- Stated task
Look over the lines below. Report each one that includes the string "实际支出".

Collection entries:
-- START --
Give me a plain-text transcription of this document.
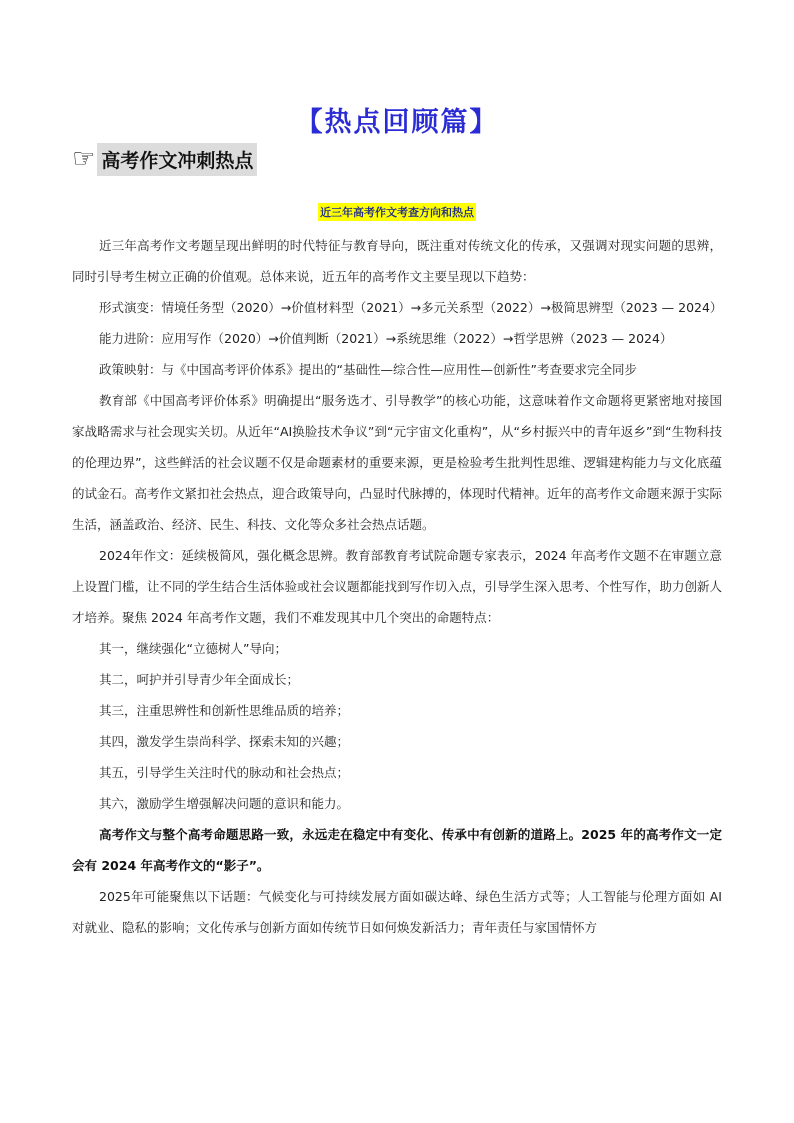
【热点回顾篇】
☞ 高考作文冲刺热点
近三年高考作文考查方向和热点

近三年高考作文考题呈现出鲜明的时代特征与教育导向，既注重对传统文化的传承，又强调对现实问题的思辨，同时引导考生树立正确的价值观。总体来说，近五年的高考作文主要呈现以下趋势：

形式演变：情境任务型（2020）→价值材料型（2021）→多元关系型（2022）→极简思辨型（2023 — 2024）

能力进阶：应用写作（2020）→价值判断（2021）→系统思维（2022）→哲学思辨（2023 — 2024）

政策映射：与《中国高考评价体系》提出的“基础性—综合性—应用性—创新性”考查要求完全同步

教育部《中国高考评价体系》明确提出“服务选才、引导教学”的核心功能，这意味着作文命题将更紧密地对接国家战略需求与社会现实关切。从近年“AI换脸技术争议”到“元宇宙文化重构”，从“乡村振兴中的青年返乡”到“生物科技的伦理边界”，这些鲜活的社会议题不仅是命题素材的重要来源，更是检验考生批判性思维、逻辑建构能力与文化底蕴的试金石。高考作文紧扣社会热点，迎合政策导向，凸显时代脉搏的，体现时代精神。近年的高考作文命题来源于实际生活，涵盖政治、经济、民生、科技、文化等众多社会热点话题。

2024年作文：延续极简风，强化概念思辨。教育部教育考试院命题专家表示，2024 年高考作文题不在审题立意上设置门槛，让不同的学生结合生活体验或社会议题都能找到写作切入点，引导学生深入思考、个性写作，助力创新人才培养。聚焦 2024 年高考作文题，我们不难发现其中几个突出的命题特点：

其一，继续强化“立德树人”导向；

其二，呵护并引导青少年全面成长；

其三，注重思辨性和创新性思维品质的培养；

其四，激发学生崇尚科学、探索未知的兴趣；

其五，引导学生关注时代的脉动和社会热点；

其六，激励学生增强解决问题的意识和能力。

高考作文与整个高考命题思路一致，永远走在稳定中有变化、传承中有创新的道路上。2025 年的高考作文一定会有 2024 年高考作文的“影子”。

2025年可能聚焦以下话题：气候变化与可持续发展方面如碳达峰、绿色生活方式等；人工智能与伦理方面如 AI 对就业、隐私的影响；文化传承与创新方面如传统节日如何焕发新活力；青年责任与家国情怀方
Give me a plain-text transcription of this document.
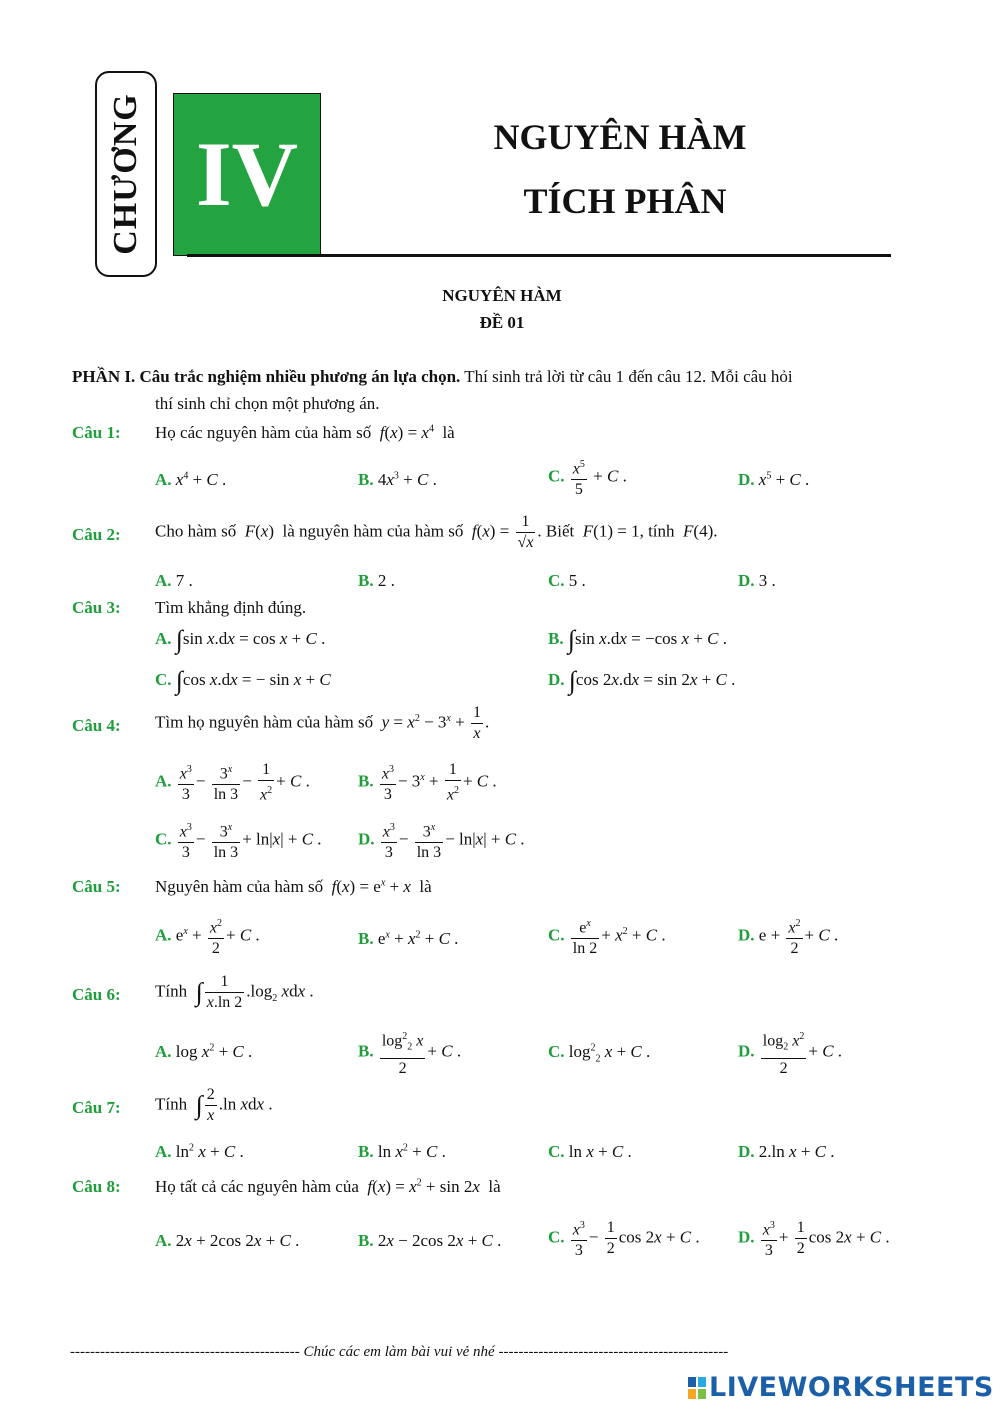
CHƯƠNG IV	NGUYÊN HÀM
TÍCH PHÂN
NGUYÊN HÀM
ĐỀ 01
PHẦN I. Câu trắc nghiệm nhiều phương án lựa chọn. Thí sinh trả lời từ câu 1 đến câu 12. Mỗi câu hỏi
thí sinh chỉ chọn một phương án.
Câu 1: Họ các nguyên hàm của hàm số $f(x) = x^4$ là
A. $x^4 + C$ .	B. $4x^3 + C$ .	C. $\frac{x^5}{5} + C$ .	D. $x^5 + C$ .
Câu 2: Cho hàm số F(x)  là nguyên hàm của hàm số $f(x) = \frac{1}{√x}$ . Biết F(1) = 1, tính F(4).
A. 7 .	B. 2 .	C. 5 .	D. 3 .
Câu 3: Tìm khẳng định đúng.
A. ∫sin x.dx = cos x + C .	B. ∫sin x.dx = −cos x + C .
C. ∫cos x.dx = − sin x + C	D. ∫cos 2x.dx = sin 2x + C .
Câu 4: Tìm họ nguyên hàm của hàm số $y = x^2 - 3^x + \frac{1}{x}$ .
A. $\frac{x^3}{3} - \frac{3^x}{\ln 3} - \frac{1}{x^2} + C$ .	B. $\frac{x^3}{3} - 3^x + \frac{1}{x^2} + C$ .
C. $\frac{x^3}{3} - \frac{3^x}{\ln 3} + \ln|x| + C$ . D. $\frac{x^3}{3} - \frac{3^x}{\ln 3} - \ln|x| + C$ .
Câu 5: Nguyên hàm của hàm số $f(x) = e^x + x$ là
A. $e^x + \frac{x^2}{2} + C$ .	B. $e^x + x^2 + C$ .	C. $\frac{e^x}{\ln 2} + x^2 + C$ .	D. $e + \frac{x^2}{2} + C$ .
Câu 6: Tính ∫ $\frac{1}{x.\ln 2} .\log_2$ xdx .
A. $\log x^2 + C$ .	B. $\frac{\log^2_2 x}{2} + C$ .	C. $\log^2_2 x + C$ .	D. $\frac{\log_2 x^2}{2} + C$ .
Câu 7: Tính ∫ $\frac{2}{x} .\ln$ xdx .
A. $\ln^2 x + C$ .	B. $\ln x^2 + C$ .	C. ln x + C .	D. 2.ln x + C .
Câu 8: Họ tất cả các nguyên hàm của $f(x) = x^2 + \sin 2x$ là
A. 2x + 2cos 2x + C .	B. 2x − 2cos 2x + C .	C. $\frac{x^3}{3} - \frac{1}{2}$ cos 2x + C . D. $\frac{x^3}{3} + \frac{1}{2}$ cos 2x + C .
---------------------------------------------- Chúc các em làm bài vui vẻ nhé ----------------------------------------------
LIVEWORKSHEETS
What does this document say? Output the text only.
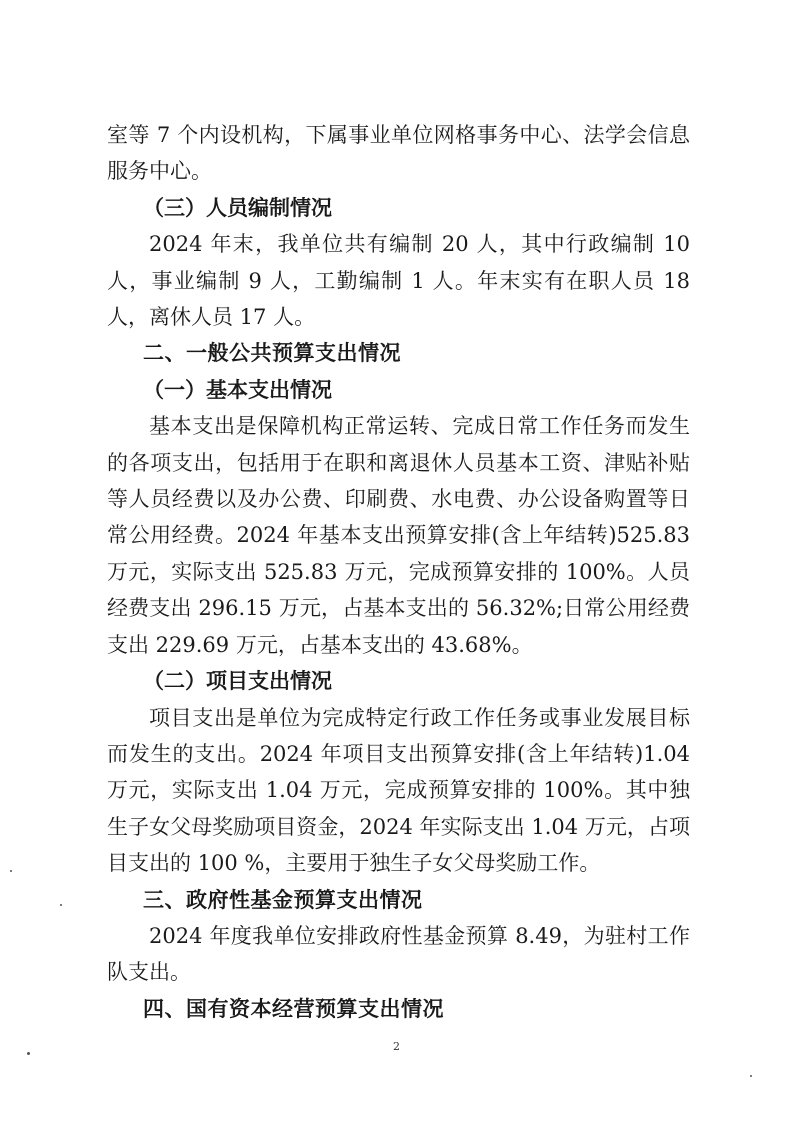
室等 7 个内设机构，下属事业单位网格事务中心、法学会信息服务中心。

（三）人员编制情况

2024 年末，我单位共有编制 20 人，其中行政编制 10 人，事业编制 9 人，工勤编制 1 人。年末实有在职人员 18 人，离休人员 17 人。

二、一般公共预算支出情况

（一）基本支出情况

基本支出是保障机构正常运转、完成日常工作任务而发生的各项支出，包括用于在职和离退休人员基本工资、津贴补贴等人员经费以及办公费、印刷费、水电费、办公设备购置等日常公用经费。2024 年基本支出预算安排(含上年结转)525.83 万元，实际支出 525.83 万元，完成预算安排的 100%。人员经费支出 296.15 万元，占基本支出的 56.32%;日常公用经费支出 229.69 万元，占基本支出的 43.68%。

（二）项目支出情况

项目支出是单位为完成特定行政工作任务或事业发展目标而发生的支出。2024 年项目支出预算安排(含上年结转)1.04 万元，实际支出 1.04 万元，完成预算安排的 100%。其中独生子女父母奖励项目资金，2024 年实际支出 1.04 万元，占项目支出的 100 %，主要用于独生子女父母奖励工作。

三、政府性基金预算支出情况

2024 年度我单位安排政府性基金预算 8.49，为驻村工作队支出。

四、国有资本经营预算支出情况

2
-- END --
- Full output
基本支出是保障机构正常运转、完成日常工作任务而发生的各项支出，包括用于在职和离退休人员基本工资、津贴补贴等人员经费以及办公费、印刷费、水电费、办公设备购置等日常公用经费。2024 年基本支出预算安排(含上年结转)525.83 万元，实际支出 525.83 万元，完成预算安排的 100%。人员经费支出 296.15 万元，占基本支出的 56.32%;日常公用经费支出 229.69 万元，占基本支出的 43.68%。
项目支出是单位为完成特定行政工作任务或事业发展目标而发生的支出。2024 年项目支出预算安排(含上年结转)1.04 万元，实际支出 1.04 万元，完成预算安排的 100%。其中独生子女父母奖励项目资金，2024 年实际支出 1.04 万元，占项目支出的 100 %，主要用于独生子女父母奖励工作。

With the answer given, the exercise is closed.